WHAT YOU HAVE TO DO: Transcribe each entry below exactly. Pictures do not go in the copy.

Saved entries:
(begin)
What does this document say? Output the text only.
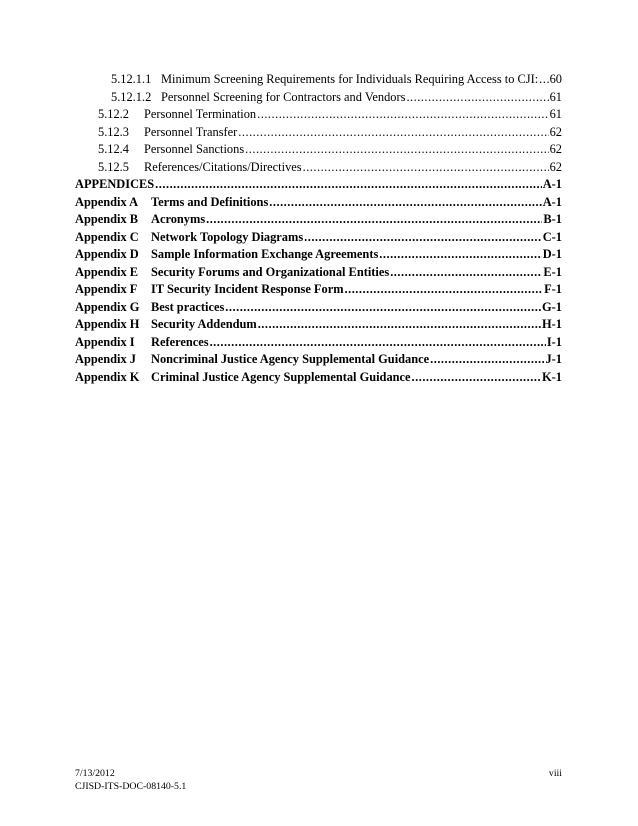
5.12.1.1 Minimum Screening Requirements for Individuals Requiring Access to CJI: ..... .60
5.12.1.2 Personnel Screening for Contractors and Vendors .....	61
5.12.2	Personnel Termination .....	61
5.12.3	Personnel Transfer .....	62
5.12.4	Personnel Sanctions .....	62
5.12.5	References/Citations/Directives .....	62
APPENDICES .....	A-1
Appendix A	Terms and Definitions .....	A-1
Appendix B	Acronyms .....	B-1
Appendix C Network Topology Diagrams .....	C-1
Appendix D Sample Information Exchange Agreements .....	D-1
Appendix E	Security Forums and Organizational Entities .....	E-1
Appendix F	IT Security Incident Response Form .....	F-1
Appendix G Best practices .....	G-1
Appendix H Security Addendum .....	H-1
Appendix I	References .....	I-1
Appendix J	Noncriminal Justice Agency Supplemental Guidance .....	J-1
Appendix K Criminal Justice Agency Supplemental Guidance .....	K-1
7/13/2012	viii
CJISD-ITS-DOC-08140-5.1
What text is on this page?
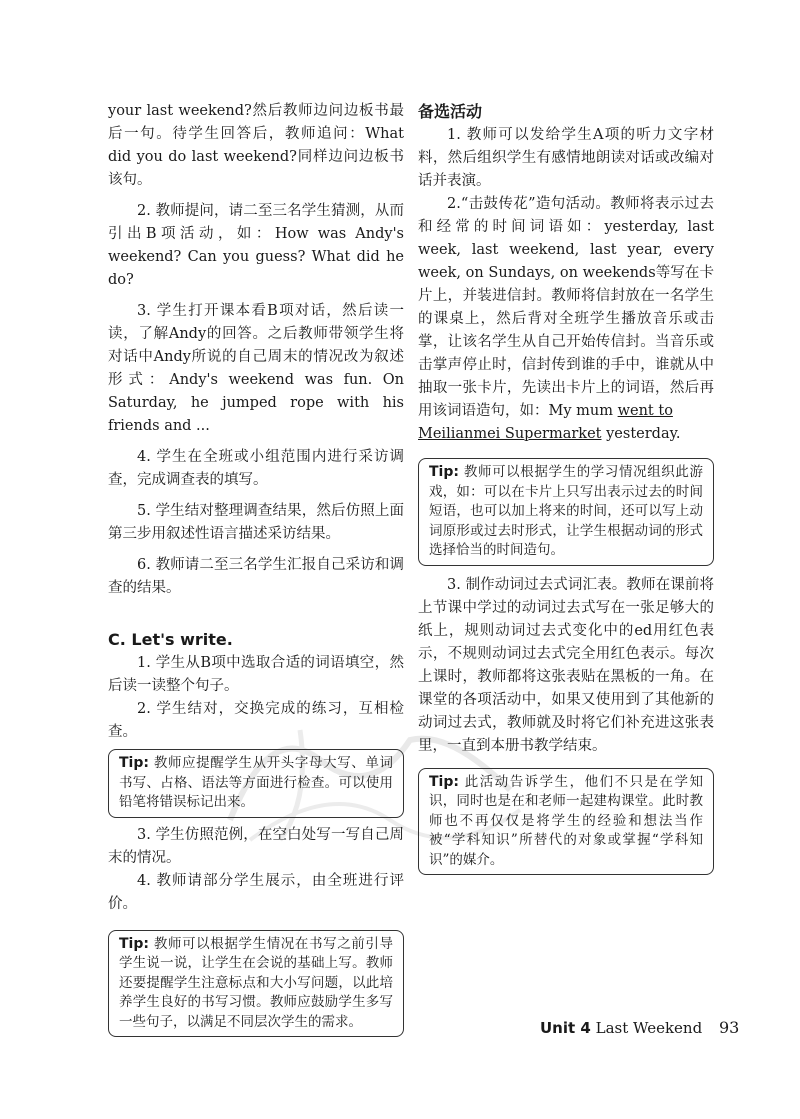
your last weekend?然后教师边问边板书最后一句。待学生回答后，教师追问：What did you do last weekend?同样边问边板书该句。

2. 教师提问，请二至三名学生猜测，从而引出B项活动，如：How was Andy's weekend? Can you guess? What did he do?

3. 学生打开课本看B项对话，然后读一读，了解Andy的回答。之后教师带领学生将对话中Andy所说的自己周末的情况改为叙述形式：Andy's weekend was fun. On Saturday, he jumped rope with his friends and ...

4. 学生在全班或小组范围内进行采访调查，完成调查表的填写。

5. 学生结对整理调查结果，然后仿照上面第三步用叙述性语言描述采访结果。

6. 教师请二至三名学生汇报自己采访和调查的结果。

C. Let's write.

1. 学生从B项中选取合适的词语填空，然后读一读整个句子。

2. 学生结对，交换完成的练习，互相检查。

Tip: 教师应提醒学生从开头字母大写、单词书写、占格、语法等方面进行检查。可以使用铅笔将错误标记出来。

3. 学生仿照范例，在空白处写一写自己周末的情况。

4. 教师请部分学生展示，由全班进行评价。

Tip: 教师可以根据学生情况在书写之前引导学生说一说，让学生在会说的基础上写。教师还要提醒学生注意标点和大小写问题，以此培养学生良好的书写习惯。教师应鼓励学生多写一些句子，以满足不同层次学生的需求。
备选活动

1. 教师可以发给学生A项的听力文字材料，然后组织学生有感情地朗读对话或改编对话并表演。

2.“击鼓传花”造句活动。教师将表示过去和经常的时间词语如：yesterday, last week, last weekend, last year, every week, on Sundays, on weekends等写在卡片上，并装进信封。教师将信封放在一名学生的课桌上，然后背对全班学生播放音乐或击掌，让该名学生从自己开始传信封。当音乐或击掌声停止时，信封传到谁的手中，谁就从中抽取一张卡片，先读出卡片上的词语，然后再用该词语造句，如：My mum went to
Meilianmei Supermarket yesterday.

Tip: 教师可以根据学生的学习情况组织此游戏，如：可以在卡片上只写出表示过去的时间短语，也可以加上将来的时间，还可以写上动词原形或过去时形式，让学生根据动词的形式选择恰当的时间造句。

3. 制作动词过去式词汇表。教师在课前将上节课中学过的动词过去式写在一张足够大的纸上，规则动词过去式变化中的ed用红色表示，不规则动词过去式完全用红色表示。每次上课时，教师都将这张表贴在黑板的一角。在课堂的各项活动中，如果又使用到了其他新的动词过去式，教师就及时将它们补充进这张表里，一直到本册书教学结束。

Tip: 此活动告诉学生，他们不只是在学知识，同时也是在和老师一起建构课堂。此时教师也不再仅仅是将学生的经验和想法当作被“学科知识”所替代的对象或掌握“学科知识”的媒介。
Unit 4 Last Weekend 93
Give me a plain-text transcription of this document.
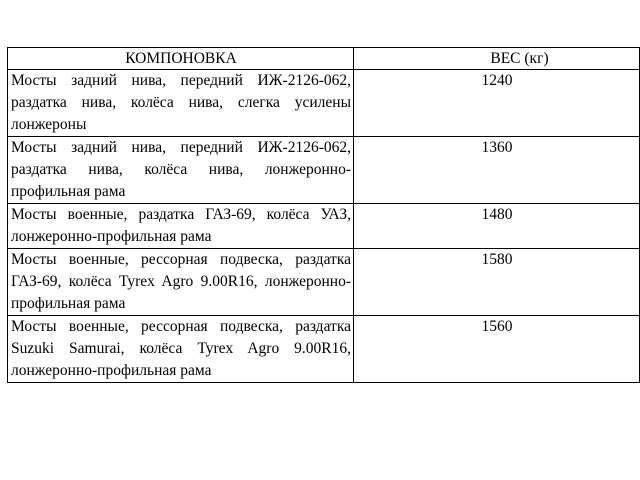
КОМПОНОВКА	ВЕС (кг)
Мосты задний нива, передний ИЖ-2126-062, раздатка нива, колёса нива, слегка усилены лонжероны	1240
Мосты задний нива, передний ИЖ-2126-062, раздатка нива, колёса нива, лонжеронно-профильная рама	1360
Мосты военные, раздатка ГАЗ-69, колёса УАЗ, лонжеронно-профильная рама	1480
Мосты военные, рессорная подвеска, раздатка ГАЗ-69, колёса Tyrex Agro 9.00R16, лонжеронно-профильная рама	1580
Мосты военные, рессорная подвеска, раздатка Suzuki Samurai, колёса Tyrex Agro 9.00R16, лонжеронно-профильная рама	1560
(end)
RESULT BELOW:
What does this document say? Output the text only.
5.12.1.1 Minimum Screening Requirements for Individuals Requiring Access to CJI: ..... .60
5.12.1.2 Personnel Screening for Contractors and Vendors .....	61
5.12.2	Personnel Termination .....	61
5.12.3	Personnel Transfer .....	62
5.12.4	Personnel Sanctions .....	62
5.12.5	References/Citations/Directives .....	62
APPENDICES .....	A-1
Appendix A	Terms and Definitions .....	A-1
Appendix B	Acronyms .....	B-1
Appendix C Network Topology Diagrams .....	C-1
Appendix D Sample Information Exchange Agreements .....	D-1
Appendix E	Security Forums and Organizational Entities .....	E-1
Appendix F	IT Security Incident Response Form .....	F-1
Appendix G Best practices .....	G-1
Appendix H Security Addendum .....	H-1
Appendix I	References .....	I-1
Appendix J	Noncriminal Justice Agency Supplemental Guidance .....	J-1
Appendix K Criminal Justice Agency Supplemental Guidance .....	K-1
7/13/2012	viii
CJISD-ITS-DOC-08140-5.1
What text is on this page?
your last weekend?然后教师边问边板书最后一句。待学生回答后，教师追问：What did you do last weekend?同样边问边板书该句。

2. 教师提问，请二至三名学生猜测，从而引出B项活动，如：How was Andy's weekend? Can you guess? What did he do?

3. 学生打开课本看B项对话，然后读一读，了解Andy的回答。之后教师带领学生将对话中Andy所说的自己周末的情况改为叙述形式：Andy's weekend was fun. On Saturday, he jumped rope with his friends and ...

4. 学生在全班或小组范围内进行采访调查，完成调查表的填写。

5. 学生结对整理调查结果，然后仿照上面第三步用叙述性语言描述采访结果。

6. 教师请二至三名学生汇报自己采访和调查的结果。

C. Let's write.

1. 学生从B项中选取合适的词语填空，然后读一读整个句子。

2. 学生结对，交换完成的练习，互相检查。

Tip: 教师应提醒学生从开头字母大写、单词书写、占格、语法等方面进行检查。可以使用铅笔将错误标记出来。

3. 学生仿照范例，在空白处写一写自己周末的情况。

4. 教师请部分学生展示，由全班进行评价。

Tip: 教师可以根据学生情况在书写之前引导学生说一说，让学生在会说的基础上写。教师还要提醒学生注意标点和大小写问题，以此培养学生良好的书写习惯。教师应鼓励学生多写一些句子，以满足不同层次学生的需求。
备选活动

1. 教师可以发给学生A项的听力文字材料，然后组织学生有感情地朗读对话或改编对话并表演。

2.“击鼓传花”造句活动。教师将表示过去和经常的时间词语如：yesterday, last week, last weekend, last year, every week, on Sundays, on weekends等写在卡片上，并装进信封。教师将信封放在一名学生的课桌上，然后背对全班学生播放音乐或击掌，让该名学生从自己开始传信封。当音乐或击掌声停止时，信封传到谁的手中，谁就从中抽取一张卡片，先读出卡片上的词语，然后再用该词语造句，如：My mum went to
Meilianmei Supermarket yesterday.

Tip: 教师可以根据学生的学习情况组织此游戏，如：可以在卡片上只写出表示过去的时间短语，也可以加上将来的时间，还可以写上动词原形或过去时形式，让学生根据动词的形式选择恰当的时间造句。

3. 制作动词过去式词汇表。教师在课前将上节课中学过的动词过去式写在一张足够大的纸上，规则动词过去式变化中的ed用红色表示，不规则动词过去式完全用红色表示。每次上课时，教师都将这张表贴在黑板的一角。在课堂的各项活动中，如果又使用到了其他新的动词过去式，教师就及时将它们补充进这张表里，一直到本册书教学结束。

Tip: 此活动告诉学生，他们不只是在学知识，同时也是在和老师一起建构课堂。此时教师也不再仅仅是将学生的经验和想法当作被“学科知识”所替代的对象或掌握“学科知识”的媒介。
Unit 4 Last Weekend 93
Give me a plain-text transcription of this document.
КОМПОНОВКА	ВЕС (кг)
Мосты задний нива, передний ИЖ-2126-062, раздатка нива, колёса нива, слегка усилены лонжероны	1240
Мосты задний нива, передний ИЖ-2126-062, раздатка нива, колёса нива, лонжеронно-профильная рама	1360
Мосты военные, раздатка ГАЗ-69, колёса УАЗ, лонжеронно-профильная рама	1480
Мосты военные, рессорная подвеска, раздатка ГАЗ-69, колёса Tyrex Agro 9.00R16, лонжеронно-профильная рама	1580
Мосты военные, рессорная подвеска, раздатка Suzuki Samurai, колёса Tyrex Agro 9.00R16, лонжеронно-профильная рама	1560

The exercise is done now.